[Stored data]
§ §
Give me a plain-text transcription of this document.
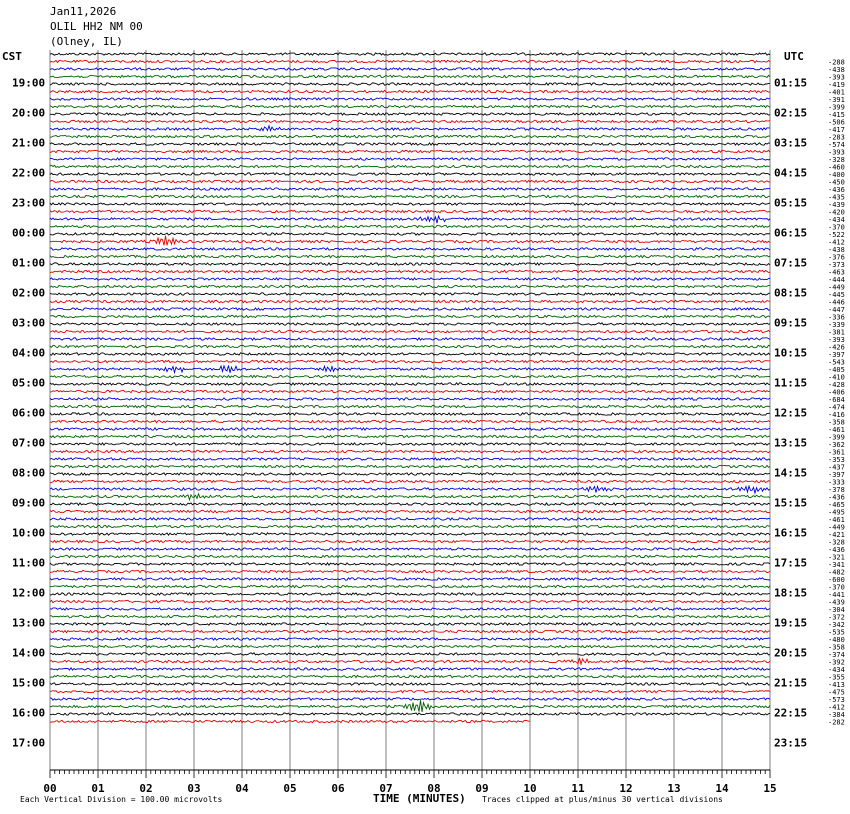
-288
-438
-393
-419
-401
-391
-399
-415
-506
-417
-283
-574
-393
-328
-460
-400
-450
-436
-435
-439
-420
-434
-370
-522
-412
-438
-376
-373
-463
-444
-449
-445
-446
-447
-336
-339
-381
-393
-426
-397
-543
-405
-410
-428
-406
-684
-474
-416
-358
-461
-399
-362
-361
-353
-437
-397
-333
-378
-436
-465
-495
-461
-449
-421
-328
-436
-321
-341
-482
-600
-370
-441
-439
-304
-372
-342
-535
-480
-358
-374
-392
-434
-355
-413
-475
-573
-412
-384
-282
19:00
20:00
21:00
22:00
23:00
00:00
01:00
02:00
03:00
04:00
05:00
06:00
07:00
08:00
09:00
10:00
11:00
12:00
13:00
14:00
15:00
16:00
17:00
01:15
02:15
03:15
04:15
05:15
06:15
07:15
08:15
09:15
10:15
11:15
12:15
13:15
14:15
15:15
16:15
17:15
18:15
19:15
20:15
21:15
22:15
23:15
00	01	02	03	04	05	06	07	08	09	10	11	12	13	14	15
Jan11,2026
OLIL HH2 NM 00
(Olney, IL)
CST	UTC
Each Vertical Division = 100.00 microvolts	TIME (MINUTES) Traces clipped at plus/minus 30 vertical divisions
§ §
Objective →
Copy out the whole listing exactly, and don't carry over any pictures.

The output →
Give me a plain-text transcription of this document.
-288
-438
-393
-419
-401
-391
-399
-415
-506
-417
-283
-574
-393
-328
-460
-400
-450
-436
-435
-439
-420
-434
-370
-522
-412
-438
-376
-373
-463
-444
-449
-445
-446
-447
-336
-339
-381
-393
-426
-397
-543
-405
-410
-428
-406
-684
-474
-416
-358
-461
-399
-362
-361
-353
-437
-397
-333
-378
-436
-465
-495
-461
-449
-421
-328
-436
-321
-341
-482
-600
-370
-441
-439
-304
-372
-342
-535
-480
-358
-374
-392
-434
-355
-413
-475
-573
-412
-384
-282
19:00
20:00
21:00
22:00
23:00
00:00
01:00
02:00
03:00
04:00
05:00
06:00
07:00
08:00
09:00
10:00
11:00
12:00
13:00
14:00
15:00
16:00
17:00
01:15
02:15
03:15
04:15
05:15
06:15
07:15
08:15
09:15
10:15
11:15
12:15
13:15
14:15
15:15
16:15
17:15
18:15
19:15
20:15
21:15
22:15
23:15
00	01	02	03	04	05	06	07	08	09	10	11	12	13	14	15
Jan11,2026
OLIL HH2 NM 00
(Olney, IL)
CST	UTC
Each Vertical Division = 100.00 microvolts	TIME (MINUTES) Traces clipped at plus/minus 30 vertical divisions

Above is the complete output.